[Figure contents as structured data]

^^^^^^^^^^^^^^^^

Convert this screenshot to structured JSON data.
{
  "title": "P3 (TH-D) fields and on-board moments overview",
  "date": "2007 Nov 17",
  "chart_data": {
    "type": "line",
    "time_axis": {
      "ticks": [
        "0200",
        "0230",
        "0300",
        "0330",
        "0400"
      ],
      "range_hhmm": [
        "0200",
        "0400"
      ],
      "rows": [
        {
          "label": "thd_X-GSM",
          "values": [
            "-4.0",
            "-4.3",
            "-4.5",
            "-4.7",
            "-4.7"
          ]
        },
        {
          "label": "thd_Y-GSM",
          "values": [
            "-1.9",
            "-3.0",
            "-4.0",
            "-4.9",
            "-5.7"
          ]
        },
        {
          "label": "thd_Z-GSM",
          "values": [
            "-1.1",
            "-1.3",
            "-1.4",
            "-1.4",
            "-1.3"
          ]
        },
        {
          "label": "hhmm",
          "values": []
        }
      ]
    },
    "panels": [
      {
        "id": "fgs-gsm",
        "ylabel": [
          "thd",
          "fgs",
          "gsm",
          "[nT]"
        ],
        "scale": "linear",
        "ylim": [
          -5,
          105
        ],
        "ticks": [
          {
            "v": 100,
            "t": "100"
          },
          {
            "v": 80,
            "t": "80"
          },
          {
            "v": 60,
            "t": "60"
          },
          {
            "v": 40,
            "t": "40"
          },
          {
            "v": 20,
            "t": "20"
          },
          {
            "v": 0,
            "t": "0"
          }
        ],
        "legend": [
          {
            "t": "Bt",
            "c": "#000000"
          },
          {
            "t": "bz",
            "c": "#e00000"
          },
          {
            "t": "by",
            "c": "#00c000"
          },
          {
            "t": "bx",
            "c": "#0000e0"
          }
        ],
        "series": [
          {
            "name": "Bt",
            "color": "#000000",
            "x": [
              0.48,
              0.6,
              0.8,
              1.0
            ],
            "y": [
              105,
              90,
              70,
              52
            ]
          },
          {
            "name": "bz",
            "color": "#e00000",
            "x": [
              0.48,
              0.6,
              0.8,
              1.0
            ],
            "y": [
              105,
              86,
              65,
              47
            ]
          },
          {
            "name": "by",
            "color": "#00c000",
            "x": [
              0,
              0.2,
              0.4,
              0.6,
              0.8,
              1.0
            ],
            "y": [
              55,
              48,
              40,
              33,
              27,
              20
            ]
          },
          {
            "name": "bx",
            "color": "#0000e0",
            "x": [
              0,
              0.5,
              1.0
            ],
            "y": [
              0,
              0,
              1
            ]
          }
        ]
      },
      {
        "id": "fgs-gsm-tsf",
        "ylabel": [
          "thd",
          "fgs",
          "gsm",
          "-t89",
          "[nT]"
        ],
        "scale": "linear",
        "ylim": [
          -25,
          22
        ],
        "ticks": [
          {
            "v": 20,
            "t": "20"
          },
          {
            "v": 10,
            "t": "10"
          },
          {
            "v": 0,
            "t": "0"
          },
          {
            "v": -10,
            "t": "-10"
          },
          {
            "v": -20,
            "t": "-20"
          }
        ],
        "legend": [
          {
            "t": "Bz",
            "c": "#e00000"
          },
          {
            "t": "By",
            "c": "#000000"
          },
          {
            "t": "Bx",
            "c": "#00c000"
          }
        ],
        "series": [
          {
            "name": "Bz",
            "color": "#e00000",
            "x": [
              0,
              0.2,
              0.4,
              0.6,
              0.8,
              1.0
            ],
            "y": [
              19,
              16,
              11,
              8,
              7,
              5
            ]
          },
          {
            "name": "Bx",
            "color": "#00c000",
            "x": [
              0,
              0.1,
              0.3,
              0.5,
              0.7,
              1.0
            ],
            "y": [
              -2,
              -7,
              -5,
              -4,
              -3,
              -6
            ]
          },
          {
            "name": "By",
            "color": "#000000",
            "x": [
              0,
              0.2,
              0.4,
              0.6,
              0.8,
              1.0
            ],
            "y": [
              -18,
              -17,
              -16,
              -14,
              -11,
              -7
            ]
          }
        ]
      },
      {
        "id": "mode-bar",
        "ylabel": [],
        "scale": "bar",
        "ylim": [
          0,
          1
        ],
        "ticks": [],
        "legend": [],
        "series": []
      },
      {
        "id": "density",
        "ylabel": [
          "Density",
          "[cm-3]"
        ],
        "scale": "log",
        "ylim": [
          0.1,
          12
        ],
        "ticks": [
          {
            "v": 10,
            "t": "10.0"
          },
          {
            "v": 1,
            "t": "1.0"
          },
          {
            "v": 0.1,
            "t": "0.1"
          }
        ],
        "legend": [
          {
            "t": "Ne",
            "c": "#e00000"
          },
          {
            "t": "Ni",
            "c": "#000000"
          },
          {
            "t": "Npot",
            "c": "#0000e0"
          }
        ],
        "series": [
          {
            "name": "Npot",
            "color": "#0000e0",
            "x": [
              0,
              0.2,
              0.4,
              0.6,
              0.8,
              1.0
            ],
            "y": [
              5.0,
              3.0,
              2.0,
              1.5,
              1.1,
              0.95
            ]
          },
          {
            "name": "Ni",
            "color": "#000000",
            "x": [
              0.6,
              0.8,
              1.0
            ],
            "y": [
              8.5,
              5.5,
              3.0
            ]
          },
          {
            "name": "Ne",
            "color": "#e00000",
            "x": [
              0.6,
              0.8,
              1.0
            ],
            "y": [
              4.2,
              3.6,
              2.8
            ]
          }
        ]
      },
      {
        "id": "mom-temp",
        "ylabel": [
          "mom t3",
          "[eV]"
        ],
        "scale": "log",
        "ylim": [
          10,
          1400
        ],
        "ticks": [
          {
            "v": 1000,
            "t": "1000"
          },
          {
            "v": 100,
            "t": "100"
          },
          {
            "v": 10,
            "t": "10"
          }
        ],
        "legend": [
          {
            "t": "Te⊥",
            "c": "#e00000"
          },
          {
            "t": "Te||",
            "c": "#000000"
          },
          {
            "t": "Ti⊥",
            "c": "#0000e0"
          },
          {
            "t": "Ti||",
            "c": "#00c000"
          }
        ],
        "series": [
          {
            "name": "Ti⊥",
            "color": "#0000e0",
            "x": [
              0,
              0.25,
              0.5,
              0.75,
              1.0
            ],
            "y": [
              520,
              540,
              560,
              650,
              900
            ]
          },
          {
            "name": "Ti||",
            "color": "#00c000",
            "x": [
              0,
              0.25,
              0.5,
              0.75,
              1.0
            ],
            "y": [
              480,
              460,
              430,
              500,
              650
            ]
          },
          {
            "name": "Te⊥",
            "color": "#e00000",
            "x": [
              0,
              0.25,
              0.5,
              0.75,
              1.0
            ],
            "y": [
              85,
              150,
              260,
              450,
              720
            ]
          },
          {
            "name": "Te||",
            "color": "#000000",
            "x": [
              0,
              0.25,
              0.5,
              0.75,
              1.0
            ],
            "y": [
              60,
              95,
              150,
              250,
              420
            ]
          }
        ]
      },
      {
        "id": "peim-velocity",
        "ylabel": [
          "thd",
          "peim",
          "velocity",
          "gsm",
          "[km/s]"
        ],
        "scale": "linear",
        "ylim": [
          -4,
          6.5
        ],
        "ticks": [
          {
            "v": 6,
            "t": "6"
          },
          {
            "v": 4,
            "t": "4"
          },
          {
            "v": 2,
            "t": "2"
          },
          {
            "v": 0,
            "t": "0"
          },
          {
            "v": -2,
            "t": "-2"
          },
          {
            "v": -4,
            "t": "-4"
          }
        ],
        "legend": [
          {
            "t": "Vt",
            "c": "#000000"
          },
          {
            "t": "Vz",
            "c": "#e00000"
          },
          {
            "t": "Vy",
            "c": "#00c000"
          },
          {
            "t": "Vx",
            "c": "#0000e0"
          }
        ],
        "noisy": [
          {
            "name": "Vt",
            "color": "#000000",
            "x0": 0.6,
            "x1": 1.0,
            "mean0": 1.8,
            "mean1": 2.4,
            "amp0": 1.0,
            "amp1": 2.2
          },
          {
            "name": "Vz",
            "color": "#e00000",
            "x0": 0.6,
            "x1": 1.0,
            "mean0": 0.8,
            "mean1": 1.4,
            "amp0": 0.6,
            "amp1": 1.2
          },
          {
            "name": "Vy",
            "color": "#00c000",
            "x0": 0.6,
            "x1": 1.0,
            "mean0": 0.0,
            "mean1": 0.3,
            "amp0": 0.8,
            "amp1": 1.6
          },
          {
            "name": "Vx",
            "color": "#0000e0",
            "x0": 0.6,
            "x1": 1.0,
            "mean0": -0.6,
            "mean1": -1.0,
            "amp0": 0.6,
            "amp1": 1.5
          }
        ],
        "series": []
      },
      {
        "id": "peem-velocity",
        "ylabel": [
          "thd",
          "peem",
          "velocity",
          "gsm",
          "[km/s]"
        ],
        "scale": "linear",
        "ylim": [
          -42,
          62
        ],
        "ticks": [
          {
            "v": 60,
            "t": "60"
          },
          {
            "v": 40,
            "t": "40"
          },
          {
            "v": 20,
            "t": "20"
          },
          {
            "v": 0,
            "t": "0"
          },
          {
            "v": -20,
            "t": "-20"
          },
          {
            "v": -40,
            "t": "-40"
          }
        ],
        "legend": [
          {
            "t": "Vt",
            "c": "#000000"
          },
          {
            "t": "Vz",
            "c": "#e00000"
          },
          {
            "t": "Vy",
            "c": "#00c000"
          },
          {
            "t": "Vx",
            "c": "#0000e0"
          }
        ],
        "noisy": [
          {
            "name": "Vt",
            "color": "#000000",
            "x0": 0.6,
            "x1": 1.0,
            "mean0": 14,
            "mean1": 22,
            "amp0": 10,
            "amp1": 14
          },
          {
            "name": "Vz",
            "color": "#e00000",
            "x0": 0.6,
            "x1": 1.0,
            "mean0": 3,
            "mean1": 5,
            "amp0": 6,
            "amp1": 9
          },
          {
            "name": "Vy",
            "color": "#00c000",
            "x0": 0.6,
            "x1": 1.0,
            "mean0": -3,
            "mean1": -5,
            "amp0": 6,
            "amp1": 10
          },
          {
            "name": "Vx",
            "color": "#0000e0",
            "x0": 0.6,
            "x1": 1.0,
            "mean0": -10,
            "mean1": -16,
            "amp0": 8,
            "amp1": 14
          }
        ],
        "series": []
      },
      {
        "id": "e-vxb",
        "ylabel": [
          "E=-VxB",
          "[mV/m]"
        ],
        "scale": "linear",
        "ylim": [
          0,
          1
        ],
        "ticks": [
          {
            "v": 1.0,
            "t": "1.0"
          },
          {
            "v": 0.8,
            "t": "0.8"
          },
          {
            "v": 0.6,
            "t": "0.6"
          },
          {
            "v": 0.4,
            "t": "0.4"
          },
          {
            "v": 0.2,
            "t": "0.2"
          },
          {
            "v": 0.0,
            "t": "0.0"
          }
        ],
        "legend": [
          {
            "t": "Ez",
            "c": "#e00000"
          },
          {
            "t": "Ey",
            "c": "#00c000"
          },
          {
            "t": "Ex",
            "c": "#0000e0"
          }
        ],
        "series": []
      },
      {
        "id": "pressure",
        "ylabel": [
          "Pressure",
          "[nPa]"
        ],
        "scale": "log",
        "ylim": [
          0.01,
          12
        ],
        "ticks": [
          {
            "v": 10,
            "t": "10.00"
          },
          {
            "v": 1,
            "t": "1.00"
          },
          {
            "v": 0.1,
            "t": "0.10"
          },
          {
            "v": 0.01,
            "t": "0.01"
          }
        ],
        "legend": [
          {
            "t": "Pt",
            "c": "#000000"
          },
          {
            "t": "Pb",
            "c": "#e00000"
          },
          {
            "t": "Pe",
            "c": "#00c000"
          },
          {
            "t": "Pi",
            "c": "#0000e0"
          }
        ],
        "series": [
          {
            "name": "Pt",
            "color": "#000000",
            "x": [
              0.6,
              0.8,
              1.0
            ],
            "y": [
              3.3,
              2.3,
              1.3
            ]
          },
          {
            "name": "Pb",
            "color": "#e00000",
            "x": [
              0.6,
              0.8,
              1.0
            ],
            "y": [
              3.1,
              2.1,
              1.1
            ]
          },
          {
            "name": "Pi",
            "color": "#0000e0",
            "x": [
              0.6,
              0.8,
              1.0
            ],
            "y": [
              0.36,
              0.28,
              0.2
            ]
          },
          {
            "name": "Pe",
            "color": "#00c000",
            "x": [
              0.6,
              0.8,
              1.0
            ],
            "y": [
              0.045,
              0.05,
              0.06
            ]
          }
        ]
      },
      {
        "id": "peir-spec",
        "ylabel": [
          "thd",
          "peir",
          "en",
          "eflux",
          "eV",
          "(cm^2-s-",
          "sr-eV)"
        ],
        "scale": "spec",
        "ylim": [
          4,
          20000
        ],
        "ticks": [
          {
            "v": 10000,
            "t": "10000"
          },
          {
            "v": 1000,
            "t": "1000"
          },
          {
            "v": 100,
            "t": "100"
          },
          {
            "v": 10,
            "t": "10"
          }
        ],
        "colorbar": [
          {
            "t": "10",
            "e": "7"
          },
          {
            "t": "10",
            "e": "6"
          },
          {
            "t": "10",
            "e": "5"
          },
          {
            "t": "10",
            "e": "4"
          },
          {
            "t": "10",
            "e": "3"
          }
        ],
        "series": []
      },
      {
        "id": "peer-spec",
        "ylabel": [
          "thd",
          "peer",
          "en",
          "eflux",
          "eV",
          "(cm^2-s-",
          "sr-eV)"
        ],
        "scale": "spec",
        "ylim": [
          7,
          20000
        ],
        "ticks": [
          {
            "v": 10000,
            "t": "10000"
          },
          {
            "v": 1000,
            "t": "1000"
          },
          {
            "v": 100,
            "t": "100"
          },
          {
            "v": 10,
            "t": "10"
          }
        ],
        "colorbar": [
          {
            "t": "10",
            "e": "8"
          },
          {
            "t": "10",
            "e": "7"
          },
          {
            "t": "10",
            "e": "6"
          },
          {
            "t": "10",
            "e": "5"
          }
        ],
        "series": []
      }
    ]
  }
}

^^^^^^^^^^^^^^^^

### SHORT PROBLEM
Using the entries above, return each line that includes the word "velocity".

### EXPECTED ANSWER
        "id": "peim-velocity",
          "velocity",
        "id": "peem-velocity",
          "velocity",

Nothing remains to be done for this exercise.